Extracted data entries >>
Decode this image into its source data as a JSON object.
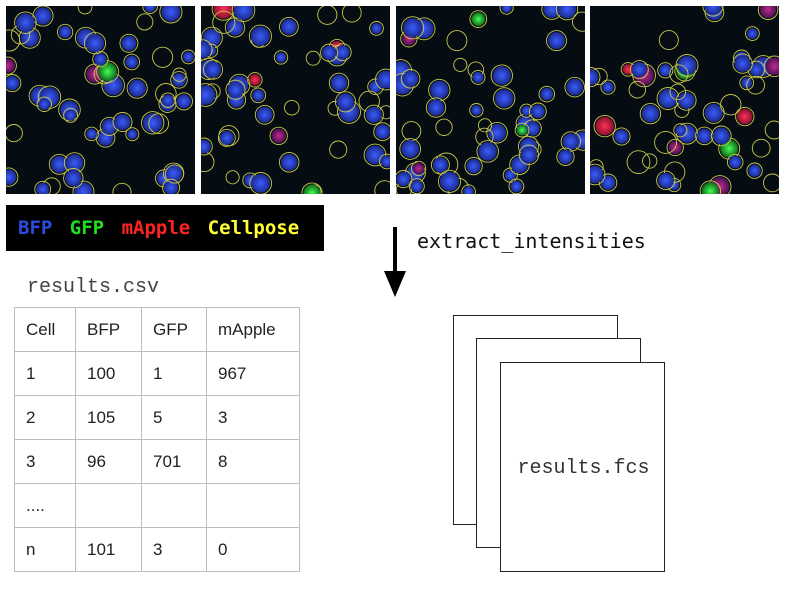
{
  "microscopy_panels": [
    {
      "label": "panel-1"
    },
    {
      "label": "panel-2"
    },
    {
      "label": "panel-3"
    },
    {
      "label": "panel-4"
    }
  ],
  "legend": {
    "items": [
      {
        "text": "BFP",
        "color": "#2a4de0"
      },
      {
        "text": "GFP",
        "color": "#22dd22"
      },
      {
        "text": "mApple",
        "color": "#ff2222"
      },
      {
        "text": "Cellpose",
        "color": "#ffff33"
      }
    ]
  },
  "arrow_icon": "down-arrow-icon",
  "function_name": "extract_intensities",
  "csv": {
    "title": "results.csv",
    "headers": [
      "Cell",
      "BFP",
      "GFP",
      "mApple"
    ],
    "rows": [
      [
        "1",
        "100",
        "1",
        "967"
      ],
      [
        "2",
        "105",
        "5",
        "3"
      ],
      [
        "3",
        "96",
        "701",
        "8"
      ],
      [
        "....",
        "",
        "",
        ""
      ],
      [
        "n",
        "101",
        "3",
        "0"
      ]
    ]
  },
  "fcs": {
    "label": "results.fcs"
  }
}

* * *

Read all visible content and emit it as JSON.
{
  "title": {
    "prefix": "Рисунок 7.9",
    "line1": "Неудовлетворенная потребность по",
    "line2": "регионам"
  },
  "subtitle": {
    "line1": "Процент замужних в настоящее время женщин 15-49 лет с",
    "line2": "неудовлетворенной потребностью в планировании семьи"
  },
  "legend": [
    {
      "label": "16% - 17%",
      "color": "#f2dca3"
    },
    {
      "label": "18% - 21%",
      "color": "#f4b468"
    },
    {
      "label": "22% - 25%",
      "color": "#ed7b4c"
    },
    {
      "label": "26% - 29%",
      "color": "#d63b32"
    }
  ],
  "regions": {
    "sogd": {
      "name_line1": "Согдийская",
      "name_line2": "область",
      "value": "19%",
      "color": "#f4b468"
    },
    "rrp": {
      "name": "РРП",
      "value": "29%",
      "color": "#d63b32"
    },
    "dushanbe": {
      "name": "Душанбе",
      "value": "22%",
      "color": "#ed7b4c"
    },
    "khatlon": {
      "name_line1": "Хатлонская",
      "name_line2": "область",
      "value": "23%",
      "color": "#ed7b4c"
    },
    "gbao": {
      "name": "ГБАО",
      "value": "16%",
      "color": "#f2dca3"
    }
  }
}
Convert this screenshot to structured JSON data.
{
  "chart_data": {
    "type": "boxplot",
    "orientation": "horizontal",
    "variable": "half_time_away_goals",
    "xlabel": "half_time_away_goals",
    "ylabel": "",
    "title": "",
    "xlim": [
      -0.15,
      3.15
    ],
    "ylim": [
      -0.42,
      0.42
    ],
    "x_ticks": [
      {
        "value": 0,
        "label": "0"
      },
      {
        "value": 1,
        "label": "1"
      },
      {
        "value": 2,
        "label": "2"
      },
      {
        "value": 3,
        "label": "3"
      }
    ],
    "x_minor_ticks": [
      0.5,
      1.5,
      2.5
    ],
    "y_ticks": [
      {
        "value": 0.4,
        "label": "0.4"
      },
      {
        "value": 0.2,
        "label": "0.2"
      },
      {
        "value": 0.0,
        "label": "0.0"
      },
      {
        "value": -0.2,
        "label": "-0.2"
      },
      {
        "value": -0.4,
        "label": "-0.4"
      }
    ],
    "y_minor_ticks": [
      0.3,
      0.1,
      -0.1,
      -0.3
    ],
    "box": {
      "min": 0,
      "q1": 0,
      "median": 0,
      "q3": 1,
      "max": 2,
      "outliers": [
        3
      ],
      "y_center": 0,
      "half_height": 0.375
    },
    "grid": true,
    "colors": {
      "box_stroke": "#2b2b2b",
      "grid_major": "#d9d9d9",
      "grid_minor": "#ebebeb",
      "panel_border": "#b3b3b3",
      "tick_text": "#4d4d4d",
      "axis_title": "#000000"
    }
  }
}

* * *

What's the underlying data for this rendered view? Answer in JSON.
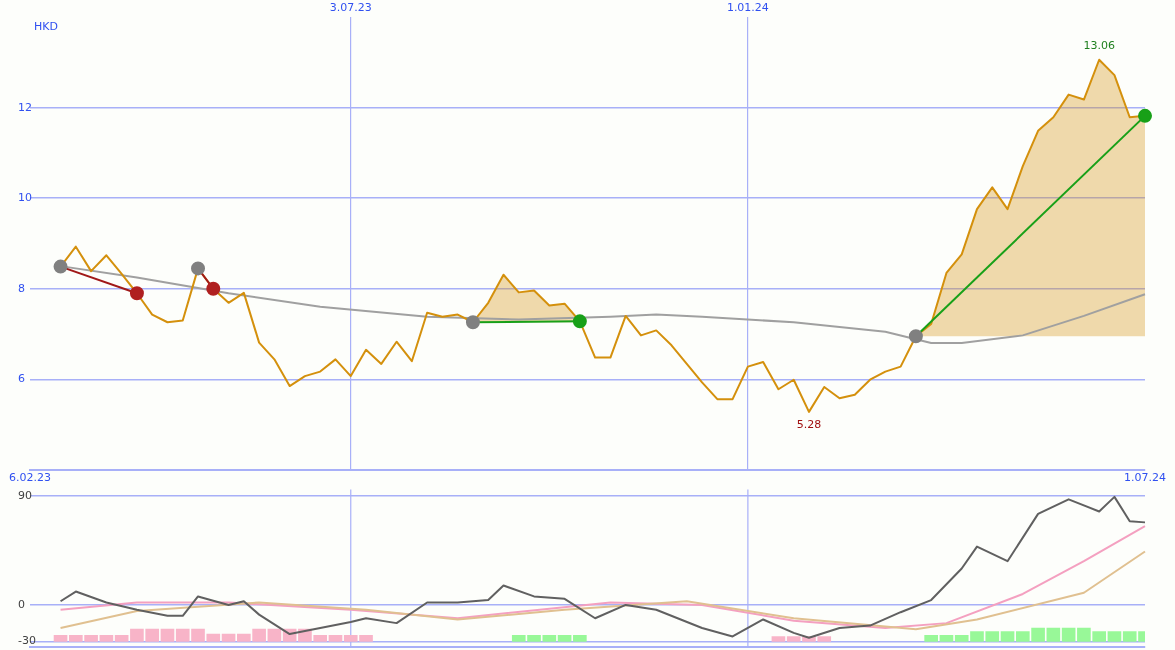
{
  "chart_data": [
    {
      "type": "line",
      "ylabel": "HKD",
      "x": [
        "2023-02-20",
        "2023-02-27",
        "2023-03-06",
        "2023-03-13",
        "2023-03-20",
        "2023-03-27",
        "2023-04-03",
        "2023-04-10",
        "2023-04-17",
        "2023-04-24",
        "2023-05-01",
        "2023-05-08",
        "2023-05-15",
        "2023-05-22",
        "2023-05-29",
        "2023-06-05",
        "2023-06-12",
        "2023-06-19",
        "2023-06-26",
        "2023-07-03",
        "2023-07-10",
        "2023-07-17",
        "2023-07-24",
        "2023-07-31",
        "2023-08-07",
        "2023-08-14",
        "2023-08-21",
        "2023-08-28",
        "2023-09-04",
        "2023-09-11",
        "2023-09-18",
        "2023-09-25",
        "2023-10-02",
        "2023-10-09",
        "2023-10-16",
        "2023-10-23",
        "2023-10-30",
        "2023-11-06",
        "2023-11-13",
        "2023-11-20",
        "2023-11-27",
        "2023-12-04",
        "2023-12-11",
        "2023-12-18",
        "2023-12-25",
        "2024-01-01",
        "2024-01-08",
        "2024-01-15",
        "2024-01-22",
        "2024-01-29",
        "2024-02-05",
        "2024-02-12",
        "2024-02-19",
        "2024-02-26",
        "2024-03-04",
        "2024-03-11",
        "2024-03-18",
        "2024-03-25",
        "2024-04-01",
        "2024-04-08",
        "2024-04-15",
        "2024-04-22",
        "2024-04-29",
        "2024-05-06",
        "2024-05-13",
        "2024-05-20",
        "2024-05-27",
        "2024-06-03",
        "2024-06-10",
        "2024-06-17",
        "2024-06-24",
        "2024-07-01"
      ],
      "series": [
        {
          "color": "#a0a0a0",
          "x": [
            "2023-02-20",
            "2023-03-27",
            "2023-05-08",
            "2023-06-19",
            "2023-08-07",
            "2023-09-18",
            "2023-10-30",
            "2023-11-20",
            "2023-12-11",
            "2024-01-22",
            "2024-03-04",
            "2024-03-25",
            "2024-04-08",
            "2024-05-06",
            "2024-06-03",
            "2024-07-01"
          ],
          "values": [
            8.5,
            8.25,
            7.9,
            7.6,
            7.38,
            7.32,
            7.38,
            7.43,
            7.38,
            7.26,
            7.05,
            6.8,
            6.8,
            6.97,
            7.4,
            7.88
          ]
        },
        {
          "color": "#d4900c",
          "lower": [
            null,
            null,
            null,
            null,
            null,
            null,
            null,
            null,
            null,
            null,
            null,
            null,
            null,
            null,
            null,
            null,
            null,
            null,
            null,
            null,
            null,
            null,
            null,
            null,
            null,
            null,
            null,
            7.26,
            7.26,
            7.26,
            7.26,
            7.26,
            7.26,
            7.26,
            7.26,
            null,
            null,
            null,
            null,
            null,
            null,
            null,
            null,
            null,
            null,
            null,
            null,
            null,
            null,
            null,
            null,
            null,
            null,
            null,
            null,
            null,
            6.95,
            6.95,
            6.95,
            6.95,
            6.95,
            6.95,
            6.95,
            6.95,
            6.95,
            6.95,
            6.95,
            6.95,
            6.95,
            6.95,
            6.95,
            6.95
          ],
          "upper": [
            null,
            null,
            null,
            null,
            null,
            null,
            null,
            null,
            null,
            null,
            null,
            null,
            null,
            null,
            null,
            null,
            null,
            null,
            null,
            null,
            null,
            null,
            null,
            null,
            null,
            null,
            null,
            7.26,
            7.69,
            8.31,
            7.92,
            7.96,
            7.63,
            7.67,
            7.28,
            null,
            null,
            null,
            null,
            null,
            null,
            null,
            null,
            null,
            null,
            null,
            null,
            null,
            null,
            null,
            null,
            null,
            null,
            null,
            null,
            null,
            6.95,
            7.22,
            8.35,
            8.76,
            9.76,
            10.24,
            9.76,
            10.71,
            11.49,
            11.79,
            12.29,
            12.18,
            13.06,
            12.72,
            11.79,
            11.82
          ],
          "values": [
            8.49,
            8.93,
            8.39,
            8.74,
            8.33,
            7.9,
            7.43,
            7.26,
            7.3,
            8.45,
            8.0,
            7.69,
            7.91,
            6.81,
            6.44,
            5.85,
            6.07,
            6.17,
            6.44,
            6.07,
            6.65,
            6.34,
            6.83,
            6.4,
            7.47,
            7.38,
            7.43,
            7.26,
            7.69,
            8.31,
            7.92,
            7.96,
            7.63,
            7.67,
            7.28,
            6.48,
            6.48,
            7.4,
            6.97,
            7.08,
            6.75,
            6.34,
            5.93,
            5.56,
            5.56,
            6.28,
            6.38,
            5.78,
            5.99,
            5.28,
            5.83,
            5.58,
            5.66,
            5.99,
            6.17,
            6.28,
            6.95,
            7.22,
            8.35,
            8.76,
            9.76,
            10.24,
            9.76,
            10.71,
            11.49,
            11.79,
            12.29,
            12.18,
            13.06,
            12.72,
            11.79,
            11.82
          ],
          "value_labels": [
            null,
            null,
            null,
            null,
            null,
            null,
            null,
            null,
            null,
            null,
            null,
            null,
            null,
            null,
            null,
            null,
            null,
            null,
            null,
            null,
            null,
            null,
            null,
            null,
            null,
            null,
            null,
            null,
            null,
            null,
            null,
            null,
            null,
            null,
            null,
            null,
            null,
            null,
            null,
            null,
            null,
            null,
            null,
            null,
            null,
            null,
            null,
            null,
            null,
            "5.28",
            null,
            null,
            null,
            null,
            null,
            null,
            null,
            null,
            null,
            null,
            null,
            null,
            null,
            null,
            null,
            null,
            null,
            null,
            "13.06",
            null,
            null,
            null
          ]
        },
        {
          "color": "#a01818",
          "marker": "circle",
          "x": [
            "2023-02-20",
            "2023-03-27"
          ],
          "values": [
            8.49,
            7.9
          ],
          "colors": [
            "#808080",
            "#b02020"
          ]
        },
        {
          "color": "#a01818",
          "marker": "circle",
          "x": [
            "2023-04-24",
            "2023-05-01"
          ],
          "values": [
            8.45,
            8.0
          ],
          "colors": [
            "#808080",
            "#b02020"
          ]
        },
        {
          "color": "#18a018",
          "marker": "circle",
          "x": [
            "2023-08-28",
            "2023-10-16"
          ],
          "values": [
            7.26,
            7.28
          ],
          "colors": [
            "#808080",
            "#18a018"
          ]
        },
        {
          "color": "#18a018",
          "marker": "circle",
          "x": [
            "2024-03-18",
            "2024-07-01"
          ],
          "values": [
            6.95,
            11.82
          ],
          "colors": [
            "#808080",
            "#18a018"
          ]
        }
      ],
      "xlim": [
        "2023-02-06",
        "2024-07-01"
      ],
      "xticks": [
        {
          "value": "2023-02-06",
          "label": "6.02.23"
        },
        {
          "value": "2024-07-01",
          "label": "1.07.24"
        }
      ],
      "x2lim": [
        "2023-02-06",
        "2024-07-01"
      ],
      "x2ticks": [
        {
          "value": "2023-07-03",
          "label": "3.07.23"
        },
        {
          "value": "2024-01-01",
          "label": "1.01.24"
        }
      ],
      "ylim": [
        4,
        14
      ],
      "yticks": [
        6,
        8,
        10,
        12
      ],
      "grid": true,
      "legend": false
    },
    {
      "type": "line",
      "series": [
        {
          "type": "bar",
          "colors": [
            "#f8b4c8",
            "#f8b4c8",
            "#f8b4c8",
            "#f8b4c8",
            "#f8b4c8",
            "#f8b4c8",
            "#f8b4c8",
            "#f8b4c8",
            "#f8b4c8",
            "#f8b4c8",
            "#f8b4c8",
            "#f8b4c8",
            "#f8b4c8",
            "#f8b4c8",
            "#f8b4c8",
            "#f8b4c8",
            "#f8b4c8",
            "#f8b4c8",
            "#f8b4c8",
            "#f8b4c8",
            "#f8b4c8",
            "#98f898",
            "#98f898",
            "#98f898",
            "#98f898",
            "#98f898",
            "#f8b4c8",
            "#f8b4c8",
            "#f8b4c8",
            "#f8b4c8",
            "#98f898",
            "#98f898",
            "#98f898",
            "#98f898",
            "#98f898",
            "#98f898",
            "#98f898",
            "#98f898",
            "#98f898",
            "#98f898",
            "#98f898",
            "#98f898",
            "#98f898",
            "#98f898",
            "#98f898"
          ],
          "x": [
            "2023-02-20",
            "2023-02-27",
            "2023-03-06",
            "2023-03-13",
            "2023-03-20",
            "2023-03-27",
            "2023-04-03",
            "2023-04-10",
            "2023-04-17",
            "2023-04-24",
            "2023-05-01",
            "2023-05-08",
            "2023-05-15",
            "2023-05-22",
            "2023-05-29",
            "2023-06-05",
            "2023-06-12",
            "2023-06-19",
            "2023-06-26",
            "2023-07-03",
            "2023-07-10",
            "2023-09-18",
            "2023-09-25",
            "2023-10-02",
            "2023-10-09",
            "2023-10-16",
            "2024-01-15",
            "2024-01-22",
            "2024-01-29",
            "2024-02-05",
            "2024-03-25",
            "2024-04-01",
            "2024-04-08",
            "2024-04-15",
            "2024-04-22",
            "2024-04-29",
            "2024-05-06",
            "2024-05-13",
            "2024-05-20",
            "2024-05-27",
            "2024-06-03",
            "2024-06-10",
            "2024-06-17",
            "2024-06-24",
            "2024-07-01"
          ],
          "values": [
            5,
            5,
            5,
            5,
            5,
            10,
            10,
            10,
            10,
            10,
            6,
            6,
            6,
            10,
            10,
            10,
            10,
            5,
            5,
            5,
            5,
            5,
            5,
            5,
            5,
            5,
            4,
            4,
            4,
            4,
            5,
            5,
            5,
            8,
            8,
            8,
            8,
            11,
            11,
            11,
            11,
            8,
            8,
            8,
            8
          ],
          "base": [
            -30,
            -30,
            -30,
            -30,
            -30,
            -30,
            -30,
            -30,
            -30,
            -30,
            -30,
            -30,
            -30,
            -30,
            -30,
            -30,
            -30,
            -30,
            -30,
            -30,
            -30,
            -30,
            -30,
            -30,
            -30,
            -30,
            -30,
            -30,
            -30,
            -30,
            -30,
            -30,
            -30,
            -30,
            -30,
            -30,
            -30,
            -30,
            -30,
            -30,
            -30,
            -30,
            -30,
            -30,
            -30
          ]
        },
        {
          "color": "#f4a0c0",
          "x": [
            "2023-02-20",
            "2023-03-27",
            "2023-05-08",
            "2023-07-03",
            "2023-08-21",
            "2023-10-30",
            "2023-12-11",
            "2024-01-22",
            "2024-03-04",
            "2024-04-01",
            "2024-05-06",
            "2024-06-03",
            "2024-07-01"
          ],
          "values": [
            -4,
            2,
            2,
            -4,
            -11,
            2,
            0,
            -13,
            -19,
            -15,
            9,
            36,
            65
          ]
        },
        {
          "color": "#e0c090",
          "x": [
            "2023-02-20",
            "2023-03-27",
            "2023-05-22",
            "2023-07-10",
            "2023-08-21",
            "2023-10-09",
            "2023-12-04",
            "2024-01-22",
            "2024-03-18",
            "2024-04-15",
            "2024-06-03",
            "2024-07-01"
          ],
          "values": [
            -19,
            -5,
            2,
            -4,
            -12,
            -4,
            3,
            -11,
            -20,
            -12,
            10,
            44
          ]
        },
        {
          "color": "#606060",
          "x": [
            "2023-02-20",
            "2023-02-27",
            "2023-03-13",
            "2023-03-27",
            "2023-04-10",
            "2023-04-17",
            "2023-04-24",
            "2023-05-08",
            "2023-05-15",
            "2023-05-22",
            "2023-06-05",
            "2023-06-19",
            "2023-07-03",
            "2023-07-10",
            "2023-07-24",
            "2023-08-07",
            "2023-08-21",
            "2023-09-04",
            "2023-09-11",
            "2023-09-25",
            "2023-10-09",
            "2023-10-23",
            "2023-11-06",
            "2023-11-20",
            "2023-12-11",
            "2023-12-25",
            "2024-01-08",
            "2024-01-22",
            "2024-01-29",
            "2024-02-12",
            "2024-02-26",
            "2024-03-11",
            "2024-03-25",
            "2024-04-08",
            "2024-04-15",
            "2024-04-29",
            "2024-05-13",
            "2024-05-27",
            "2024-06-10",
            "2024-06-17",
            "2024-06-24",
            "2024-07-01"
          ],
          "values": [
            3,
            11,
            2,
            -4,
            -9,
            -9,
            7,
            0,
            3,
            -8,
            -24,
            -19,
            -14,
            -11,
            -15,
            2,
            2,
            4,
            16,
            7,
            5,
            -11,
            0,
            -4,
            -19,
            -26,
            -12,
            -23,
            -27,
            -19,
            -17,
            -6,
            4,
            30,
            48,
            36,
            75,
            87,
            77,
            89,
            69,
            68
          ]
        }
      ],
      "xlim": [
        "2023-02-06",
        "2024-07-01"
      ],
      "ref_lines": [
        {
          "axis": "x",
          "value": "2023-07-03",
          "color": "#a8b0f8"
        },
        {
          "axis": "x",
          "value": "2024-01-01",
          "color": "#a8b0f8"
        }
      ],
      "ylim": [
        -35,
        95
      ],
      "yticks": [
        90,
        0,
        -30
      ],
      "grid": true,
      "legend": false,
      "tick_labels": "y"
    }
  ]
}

What you have to do >> Scan the entries above for the word "this" and collect each line holding it.

The completed task >>
Decode this image into its source data as a JSON object.
Convert this screenshot to structured JSON data.
What's the underlying data for this rendered view? Answer in JSON.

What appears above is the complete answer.